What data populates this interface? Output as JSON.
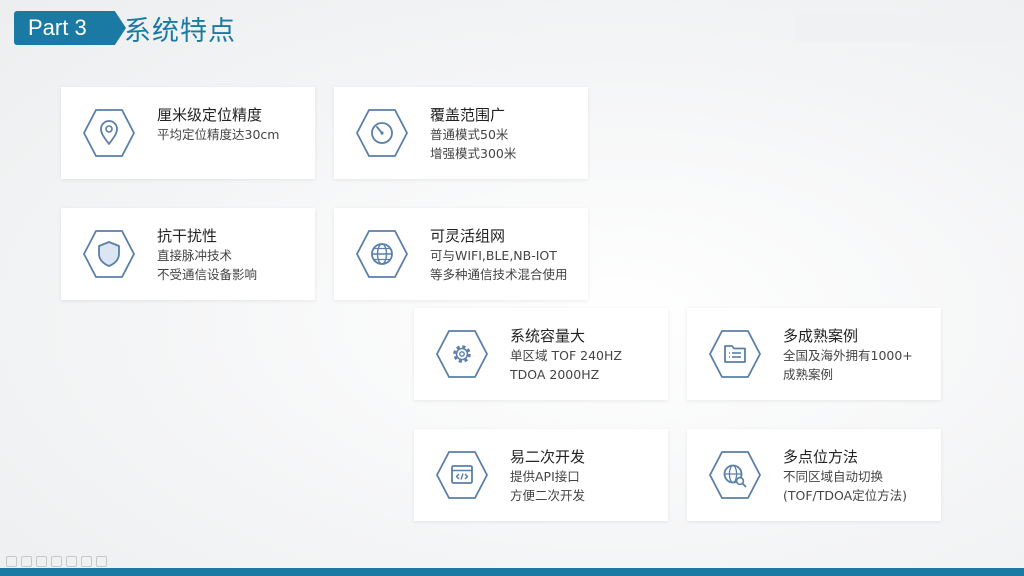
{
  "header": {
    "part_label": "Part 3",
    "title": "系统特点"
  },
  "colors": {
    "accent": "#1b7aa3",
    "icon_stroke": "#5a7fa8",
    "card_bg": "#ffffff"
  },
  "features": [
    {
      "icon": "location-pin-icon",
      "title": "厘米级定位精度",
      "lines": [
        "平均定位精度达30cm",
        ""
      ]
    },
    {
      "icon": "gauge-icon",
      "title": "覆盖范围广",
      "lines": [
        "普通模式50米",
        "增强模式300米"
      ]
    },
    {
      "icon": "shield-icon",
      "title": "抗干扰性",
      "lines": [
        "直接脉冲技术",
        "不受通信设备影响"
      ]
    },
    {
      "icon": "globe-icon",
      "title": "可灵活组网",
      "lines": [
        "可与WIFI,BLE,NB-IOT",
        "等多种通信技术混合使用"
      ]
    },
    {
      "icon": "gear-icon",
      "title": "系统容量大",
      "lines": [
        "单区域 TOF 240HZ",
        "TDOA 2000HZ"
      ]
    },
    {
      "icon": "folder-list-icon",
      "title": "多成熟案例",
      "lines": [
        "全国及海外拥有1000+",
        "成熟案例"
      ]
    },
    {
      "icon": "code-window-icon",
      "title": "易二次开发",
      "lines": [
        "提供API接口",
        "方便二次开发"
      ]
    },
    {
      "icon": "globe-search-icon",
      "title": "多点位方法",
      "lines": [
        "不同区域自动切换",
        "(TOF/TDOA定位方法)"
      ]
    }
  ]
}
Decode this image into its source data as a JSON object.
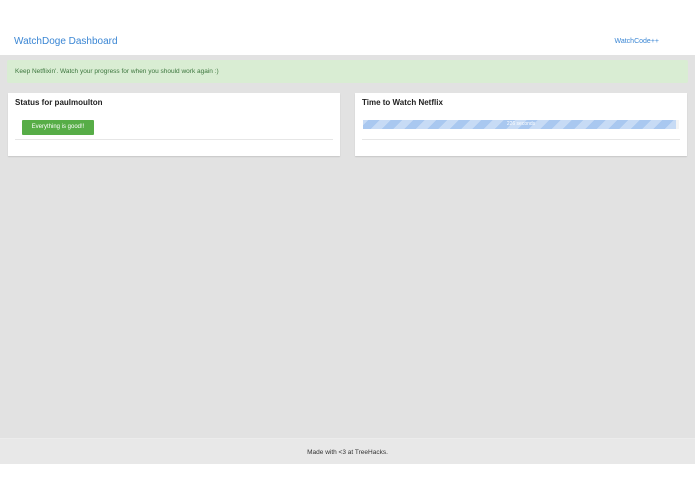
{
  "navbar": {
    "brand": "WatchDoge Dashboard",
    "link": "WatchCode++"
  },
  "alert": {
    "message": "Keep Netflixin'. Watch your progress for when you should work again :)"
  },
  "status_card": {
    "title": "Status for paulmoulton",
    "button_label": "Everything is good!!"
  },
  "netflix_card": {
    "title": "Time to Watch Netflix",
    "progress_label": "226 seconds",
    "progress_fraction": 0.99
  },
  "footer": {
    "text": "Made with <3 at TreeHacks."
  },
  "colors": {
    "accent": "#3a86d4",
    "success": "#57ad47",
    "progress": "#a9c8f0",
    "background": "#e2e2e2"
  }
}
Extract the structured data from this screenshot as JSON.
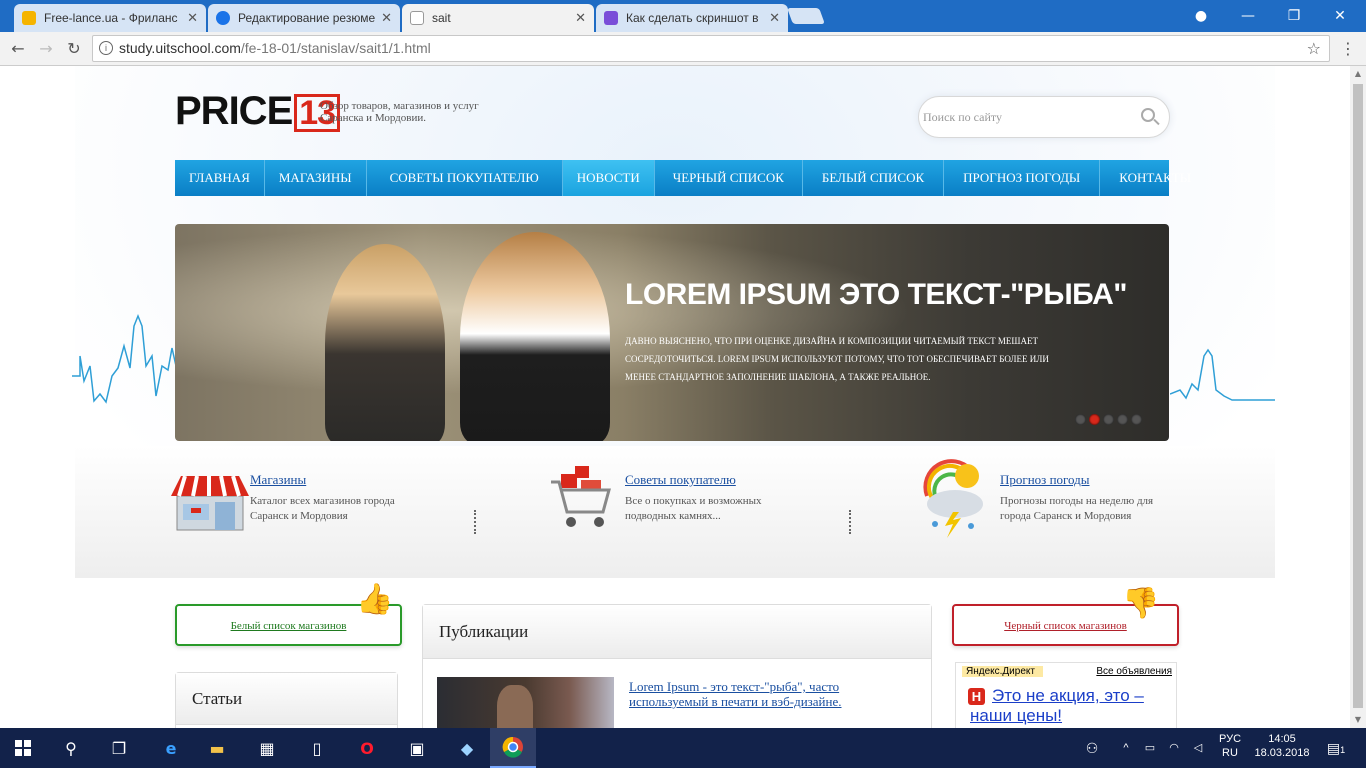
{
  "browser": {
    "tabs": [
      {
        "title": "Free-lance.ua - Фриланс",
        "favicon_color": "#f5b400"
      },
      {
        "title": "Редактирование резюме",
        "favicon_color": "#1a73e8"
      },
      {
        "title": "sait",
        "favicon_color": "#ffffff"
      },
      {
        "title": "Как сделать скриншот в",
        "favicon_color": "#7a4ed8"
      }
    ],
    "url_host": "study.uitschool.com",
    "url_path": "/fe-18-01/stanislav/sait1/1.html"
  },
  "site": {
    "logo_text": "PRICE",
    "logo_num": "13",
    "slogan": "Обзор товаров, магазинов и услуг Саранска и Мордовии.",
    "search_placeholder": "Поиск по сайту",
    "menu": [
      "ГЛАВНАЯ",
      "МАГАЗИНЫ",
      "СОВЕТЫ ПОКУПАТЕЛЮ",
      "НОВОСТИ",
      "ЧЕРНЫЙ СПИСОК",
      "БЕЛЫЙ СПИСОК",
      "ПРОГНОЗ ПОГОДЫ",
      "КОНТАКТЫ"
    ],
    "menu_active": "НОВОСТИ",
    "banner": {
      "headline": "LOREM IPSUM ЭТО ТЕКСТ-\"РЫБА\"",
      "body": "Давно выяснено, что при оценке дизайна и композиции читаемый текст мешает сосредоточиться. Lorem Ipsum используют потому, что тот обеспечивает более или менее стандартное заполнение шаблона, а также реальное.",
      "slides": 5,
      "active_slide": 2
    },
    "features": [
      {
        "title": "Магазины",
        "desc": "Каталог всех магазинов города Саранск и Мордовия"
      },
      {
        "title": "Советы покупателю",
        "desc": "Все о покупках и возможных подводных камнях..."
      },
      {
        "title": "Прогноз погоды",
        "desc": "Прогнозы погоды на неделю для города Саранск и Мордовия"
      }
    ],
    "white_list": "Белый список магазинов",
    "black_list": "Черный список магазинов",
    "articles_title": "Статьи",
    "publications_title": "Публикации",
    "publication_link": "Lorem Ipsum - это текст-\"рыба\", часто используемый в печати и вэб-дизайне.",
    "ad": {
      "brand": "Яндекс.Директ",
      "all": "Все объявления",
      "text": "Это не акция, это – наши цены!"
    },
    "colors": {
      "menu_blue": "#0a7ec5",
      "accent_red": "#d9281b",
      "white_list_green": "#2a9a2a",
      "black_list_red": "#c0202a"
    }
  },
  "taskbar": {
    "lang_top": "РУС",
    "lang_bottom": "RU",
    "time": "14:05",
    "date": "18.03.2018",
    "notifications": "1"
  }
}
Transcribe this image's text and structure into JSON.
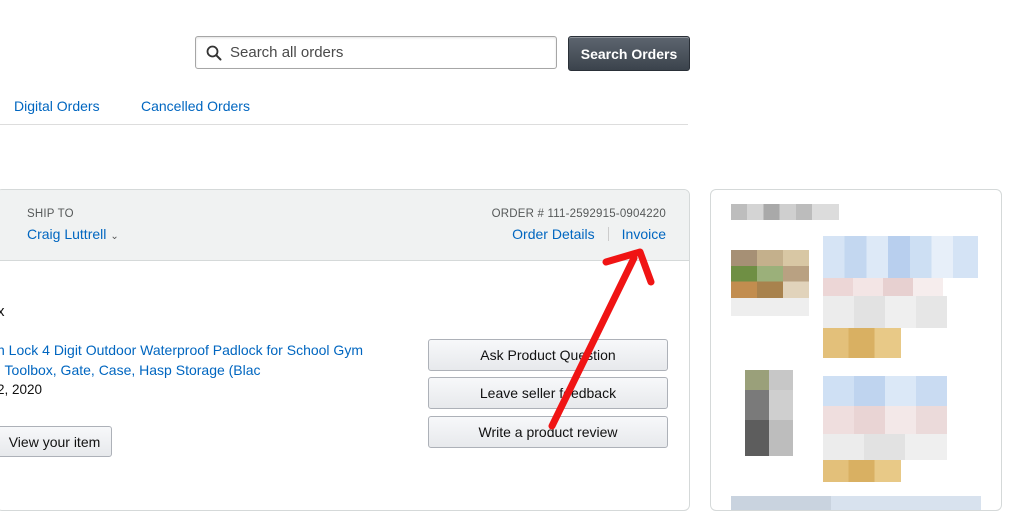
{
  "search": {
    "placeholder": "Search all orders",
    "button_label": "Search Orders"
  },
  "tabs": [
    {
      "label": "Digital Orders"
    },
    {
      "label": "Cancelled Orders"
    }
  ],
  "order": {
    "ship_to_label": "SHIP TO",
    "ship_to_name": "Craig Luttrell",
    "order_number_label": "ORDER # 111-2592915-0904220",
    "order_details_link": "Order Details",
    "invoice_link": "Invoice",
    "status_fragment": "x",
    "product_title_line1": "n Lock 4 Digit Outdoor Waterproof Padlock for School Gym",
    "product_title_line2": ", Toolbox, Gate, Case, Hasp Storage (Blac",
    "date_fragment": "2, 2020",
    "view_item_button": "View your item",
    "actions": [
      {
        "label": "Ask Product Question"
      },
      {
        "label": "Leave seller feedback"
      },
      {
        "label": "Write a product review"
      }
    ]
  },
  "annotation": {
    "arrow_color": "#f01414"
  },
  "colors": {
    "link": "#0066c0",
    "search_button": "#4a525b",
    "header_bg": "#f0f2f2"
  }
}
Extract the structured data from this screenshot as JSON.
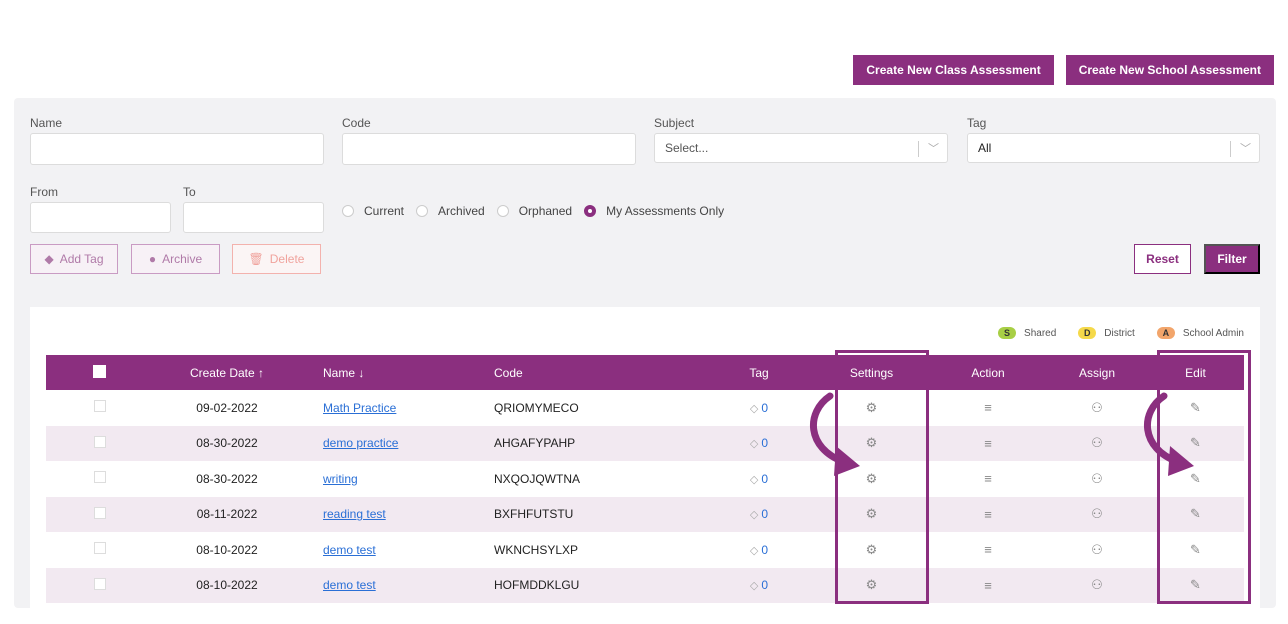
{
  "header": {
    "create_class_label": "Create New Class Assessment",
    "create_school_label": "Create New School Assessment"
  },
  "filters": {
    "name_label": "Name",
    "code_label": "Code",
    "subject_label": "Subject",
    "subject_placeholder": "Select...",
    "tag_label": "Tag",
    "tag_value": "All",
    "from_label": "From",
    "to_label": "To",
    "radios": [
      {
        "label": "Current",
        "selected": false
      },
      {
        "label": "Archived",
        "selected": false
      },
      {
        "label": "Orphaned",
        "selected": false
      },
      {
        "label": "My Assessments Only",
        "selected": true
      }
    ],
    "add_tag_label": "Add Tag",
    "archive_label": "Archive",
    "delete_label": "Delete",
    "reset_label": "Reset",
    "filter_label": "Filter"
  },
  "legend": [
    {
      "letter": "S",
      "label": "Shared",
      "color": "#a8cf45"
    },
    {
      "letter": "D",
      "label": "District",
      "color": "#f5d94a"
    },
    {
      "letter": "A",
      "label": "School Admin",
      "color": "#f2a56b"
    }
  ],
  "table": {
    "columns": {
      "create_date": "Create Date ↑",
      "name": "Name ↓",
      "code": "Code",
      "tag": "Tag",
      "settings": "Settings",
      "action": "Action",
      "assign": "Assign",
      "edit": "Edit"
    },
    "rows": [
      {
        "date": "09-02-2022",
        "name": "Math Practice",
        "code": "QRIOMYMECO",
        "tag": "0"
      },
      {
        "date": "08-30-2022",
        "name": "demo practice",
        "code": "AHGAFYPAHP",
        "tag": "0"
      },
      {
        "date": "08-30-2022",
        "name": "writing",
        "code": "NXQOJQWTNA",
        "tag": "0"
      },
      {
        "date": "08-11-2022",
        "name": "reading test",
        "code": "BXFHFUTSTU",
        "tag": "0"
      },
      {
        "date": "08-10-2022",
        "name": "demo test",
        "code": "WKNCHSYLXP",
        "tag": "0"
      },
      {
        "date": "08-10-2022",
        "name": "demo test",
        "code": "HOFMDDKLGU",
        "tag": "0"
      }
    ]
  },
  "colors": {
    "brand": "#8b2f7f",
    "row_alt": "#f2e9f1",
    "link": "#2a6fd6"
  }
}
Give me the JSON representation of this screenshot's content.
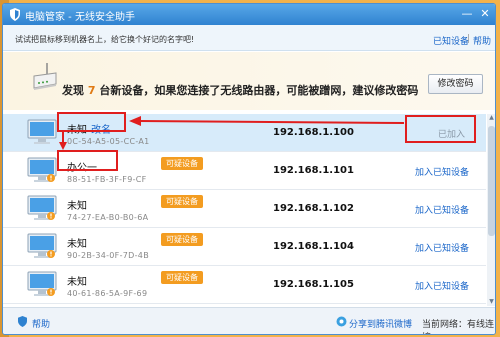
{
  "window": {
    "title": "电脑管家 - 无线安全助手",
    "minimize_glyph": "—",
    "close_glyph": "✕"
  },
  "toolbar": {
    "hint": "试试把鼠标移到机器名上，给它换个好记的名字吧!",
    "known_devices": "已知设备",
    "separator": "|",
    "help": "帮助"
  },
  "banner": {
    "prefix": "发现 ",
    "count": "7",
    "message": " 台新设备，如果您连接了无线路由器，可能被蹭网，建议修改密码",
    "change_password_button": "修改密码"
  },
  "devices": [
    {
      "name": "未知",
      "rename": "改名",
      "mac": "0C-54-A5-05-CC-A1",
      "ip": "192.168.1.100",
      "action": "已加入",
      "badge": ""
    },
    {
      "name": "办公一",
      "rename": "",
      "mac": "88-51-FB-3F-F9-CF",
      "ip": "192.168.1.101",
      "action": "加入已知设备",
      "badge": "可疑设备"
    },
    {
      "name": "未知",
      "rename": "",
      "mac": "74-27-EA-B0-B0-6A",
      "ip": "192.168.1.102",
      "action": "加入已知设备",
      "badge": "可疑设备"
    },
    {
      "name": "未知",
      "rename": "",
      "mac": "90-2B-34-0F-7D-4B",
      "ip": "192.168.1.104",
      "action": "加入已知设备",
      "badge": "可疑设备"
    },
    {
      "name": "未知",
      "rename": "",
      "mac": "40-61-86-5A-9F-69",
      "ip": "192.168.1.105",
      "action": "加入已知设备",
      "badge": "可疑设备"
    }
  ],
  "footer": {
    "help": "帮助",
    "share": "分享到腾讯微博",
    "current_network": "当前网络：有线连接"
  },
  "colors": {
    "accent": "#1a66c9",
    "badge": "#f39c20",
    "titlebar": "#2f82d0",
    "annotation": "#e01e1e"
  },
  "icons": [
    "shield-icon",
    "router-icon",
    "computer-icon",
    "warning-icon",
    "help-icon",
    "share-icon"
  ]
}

### Problem statement:
Beginning at the line with "Give me the" and ending at the last line of the listing above, retype each line exactly, including those two lines. Leave the pictures out.

### Task response:
Give me the JSON representation of this screenshot's content.
{
  "window": {
    "title": "电脑管家 - 无线安全助手",
    "minimize_glyph": "—",
    "close_glyph": "✕"
  },
  "toolbar": {
    "hint": "试试把鼠标移到机器名上，给它换个好记的名字吧!",
    "known_devices": "已知设备",
    "separator": "|",
    "help": "帮助"
  },
  "banner": {
    "prefix": "发现 ",
    "count": "7",
    "message": " 台新设备，如果您连接了无线路由器，可能被蹭网，建议修改密码",
    "change_password_button": "修改密码"
  },
  "devices": [
    {
      "name": "未知",
      "rename": "改名",
      "mac": "0C-54-A5-05-CC-A1",
      "ip": "192.168.1.100",
      "action": "已加入",
      "badge": ""
    },
    {
      "name": "办公一",
      "rename": "",
      "mac": "88-51-FB-3F-F9-CF",
      "ip": "192.168.1.101",
      "action": "加入已知设备",
      "badge": "可疑设备"
    },
    {
      "name": "未知",
      "rename": "",
      "mac": "74-27-EA-B0-B0-6A",
      "ip": "192.168.1.102",
      "action": "加入已知设备",
      "badge": "可疑设备"
    },
    {
      "name": "未知",
      "rename": "",
      "mac": "90-2B-34-0F-7D-4B",
      "ip": "192.168.1.104",
      "action": "加入已知设备",
      "badge": "可疑设备"
    },
    {
      "name": "未知",
      "rename": "",
      "mac": "40-61-86-5A-9F-69",
      "ip": "192.168.1.105",
      "action": "加入已知设备",
      "badge": "可疑设备"
    }
  ],
  "footer": {
    "help": "帮助",
    "share": "分享到腾讯微博",
    "current_network": "当前网络：有线连接"
  },
  "colors": {
    "accent": "#1a66c9",
    "badge": "#f39c20",
    "titlebar": "#2f82d0",
    "annotation": "#e01e1e"
  },
  "icons": [
    "shield-icon",
    "router-icon",
    "computer-icon",
    "warning-icon",
    "help-icon",
    "share-icon"
  ]
}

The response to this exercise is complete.